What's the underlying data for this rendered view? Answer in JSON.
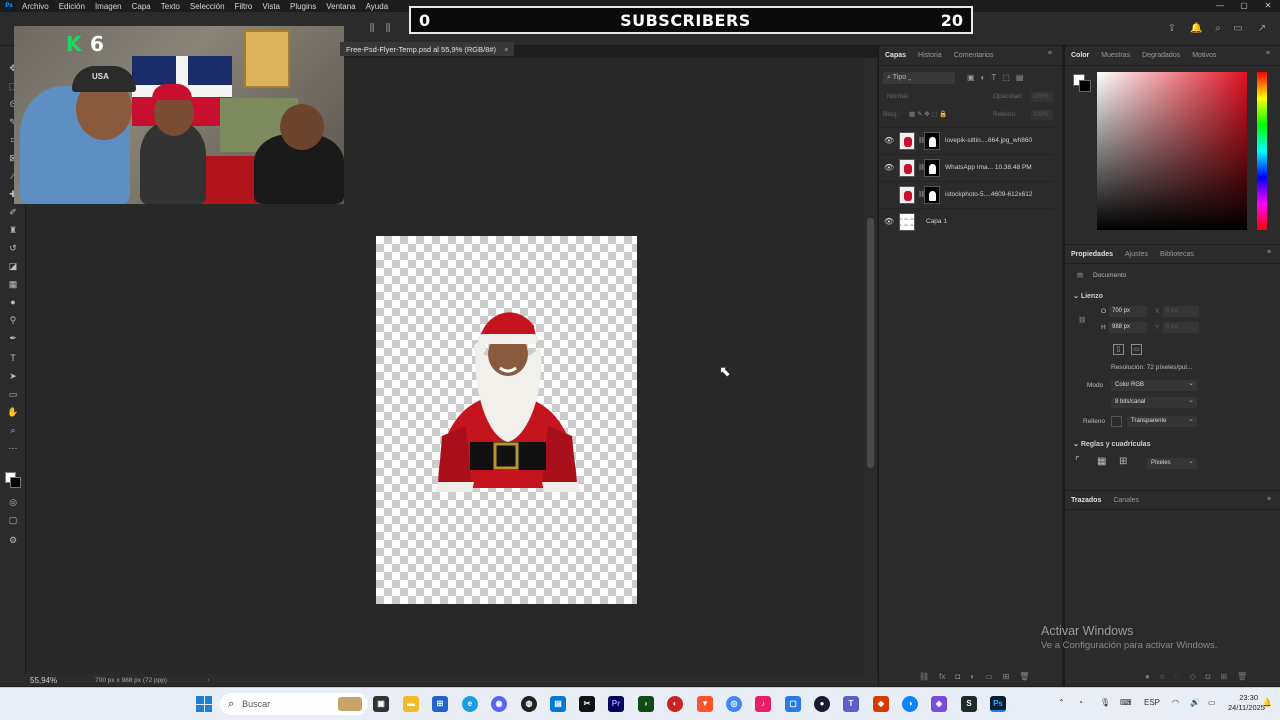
{
  "app": {
    "logo": "Ps",
    "menu": [
      "Archivo",
      "Edición",
      "Imagen",
      "Capa",
      "Texto",
      "Selección",
      "Filtro",
      "Vista",
      "Plugins",
      "Ventana",
      "Ayuda"
    ],
    "window_controls": [
      "—",
      "▢",
      "✕"
    ]
  },
  "overlay": {
    "left_count": "0",
    "title": "SUBSCRIBERS",
    "right_count": "20",
    "k_logo": "K",
    "k_number": "6",
    "cap_text": "USA"
  },
  "document": {
    "tab_title": "Free-Psd-Flyer-Temp.psd al 55,9% (RGB/8#)",
    "close_glyph": "×"
  },
  "status": {
    "zoom": "55,94%",
    "doc_info": "700 px x 988 px (72 ppp)",
    "arrow": "›"
  },
  "layers_panel": {
    "tabs": [
      "Capas",
      "Historia",
      "Comentarios"
    ],
    "filter_label": "Tipo",
    "blend_mode": "Normal",
    "opacity_label": "Opacidad:",
    "opacity_value": "100%",
    "lock_label": "Bloq.:",
    "fill_label": "Relleno:",
    "fill_value": "100%",
    "layers": [
      {
        "name": "lovepik-sittin....664.jpg_wh860",
        "visible": true
      },
      {
        "name": "WhatsApp Ima... 10.38.48 PM",
        "visible": true
      },
      {
        "name": "istockphoto-5....4609-612x612",
        "visible": false
      },
      {
        "name": "Capa 1",
        "visible": true
      }
    ]
  },
  "color_panel": {
    "tabs": [
      "Color",
      "Muestras",
      "Degradados",
      "Motivos"
    ]
  },
  "properties_panel": {
    "tabs": [
      "Propiedades",
      "Ajustes",
      "Bibliotecas"
    ],
    "doc_label": "Documento",
    "canvas_section": "Lienzo",
    "width_label": "O",
    "width_value": "700 px",
    "height_label": "H",
    "height_value": "988 px",
    "x_label": "X",
    "x_value": "0 px",
    "y_label": "Y",
    "y_value": "0 px",
    "resolution": "Resolución: 72 píxeles/pul...",
    "mode_label": "Modo",
    "mode_value": "Color RGB",
    "bits_value": "8 bits/canal",
    "fill_label": "Relleno",
    "fill_value": "Transparente",
    "rulers_section": "Reglas y cuadrículas",
    "units_value": "Píxeles"
  },
  "paths_panel": {
    "tabs": [
      "Trazados",
      "Canales"
    ]
  },
  "activation": {
    "line1": "Activar Windows",
    "line2": "Ve a Configuración para activar Windows."
  },
  "taskbar": {
    "search_placeholder": "Buscar",
    "lang": "ESP",
    "time": "23:30",
    "date": "24/11/2025"
  }
}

Work required
Write out the entries above word for word. Do not include the pictures.

Final answer
What's the underlying data for this rendered view? Answer in JSON.
{
  "app": {
    "logo": "Ps",
    "menu": [
      "Archivo",
      "Edición",
      "Imagen",
      "Capa",
      "Texto",
      "Selección",
      "Filtro",
      "Vista",
      "Plugins",
      "Ventana",
      "Ayuda"
    ],
    "window_controls": [
      "—",
      "▢",
      "✕"
    ]
  },
  "overlay": {
    "left_count": "0",
    "title": "SUBSCRIBERS",
    "right_count": "20",
    "k_logo": "K",
    "k_number": "6",
    "cap_text": "USA"
  },
  "document": {
    "tab_title": "Free-Psd-Flyer-Temp.psd al 55,9% (RGB/8#)",
    "close_glyph": "×"
  },
  "status": {
    "zoom": "55,94%",
    "doc_info": "700 px x 988 px (72 ppp)",
    "arrow": "›"
  },
  "layers_panel": {
    "tabs": [
      "Capas",
      "Historia",
      "Comentarios"
    ],
    "filter_label": "Tipo",
    "blend_mode": "Normal",
    "opacity_label": "Opacidad:",
    "opacity_value": "100%",
    "lock_label": "Bloq.:",
    "fill_label": "Relleno:",
    "fill_value": "100%",
    "layers": [
      {
        "name": "lovepik-sittin....664.jpg_wh860",
        "visible": true
      },
      {
        "name": "WhatsApp Ima... 10.38.48 PM",
        "visible": true
      },
      {
        "name": "istockphoto-5....4609-612x612",
        "visible": false
      },
      {
        "name": "Capa 1",
        "visible": true
      }
    ]
  },
  "color_panel": {
    "tabs": [
      "Color",
      "Muestras",
      "Degradados",
      "Motivos"
    ]
  },
  "properties_panel": {
    "tabs": [
      "Propiedades",
      "Ajustes",
      "Bibliotecas"
    ],
    "doc_label": "Documento",
    "canvas_section": "Lienzo",
    "width_label": "O",
    "width_value": "700 px",
    "height_label": "H",
    "height_value": "988 px",
    "x_label": "X",
    "x_value": "0 px",
    "y_label": "Y",
    "y_value": "0 px",
    "resolution": "Resolución: 72 píxeles/pul...",
    "mode_label": "Modo",
    "mode_value": "Color RGB",
    "bits_value": "8 bits/canal",
    "fill_label": "Relleno",
    "fill_value": "Transparente",
    "rulers_section": "Reglas y cuadrículas",
    "units_value": "Píxeles"
  },
  "paths_panel": {
    "tabs": [
      "Trazados",
      "Canales"
    ]
  },
  "activation": {
    "line1": "Activar Windows",
    "line2": "Ve a Configuración para activar Windows."
  },
  "taskbar": {
    "search_placeholder": "Buscar",
    "lang": "ESP",
    "time": "23:30",
    "date": "24/11/2025"
  }
}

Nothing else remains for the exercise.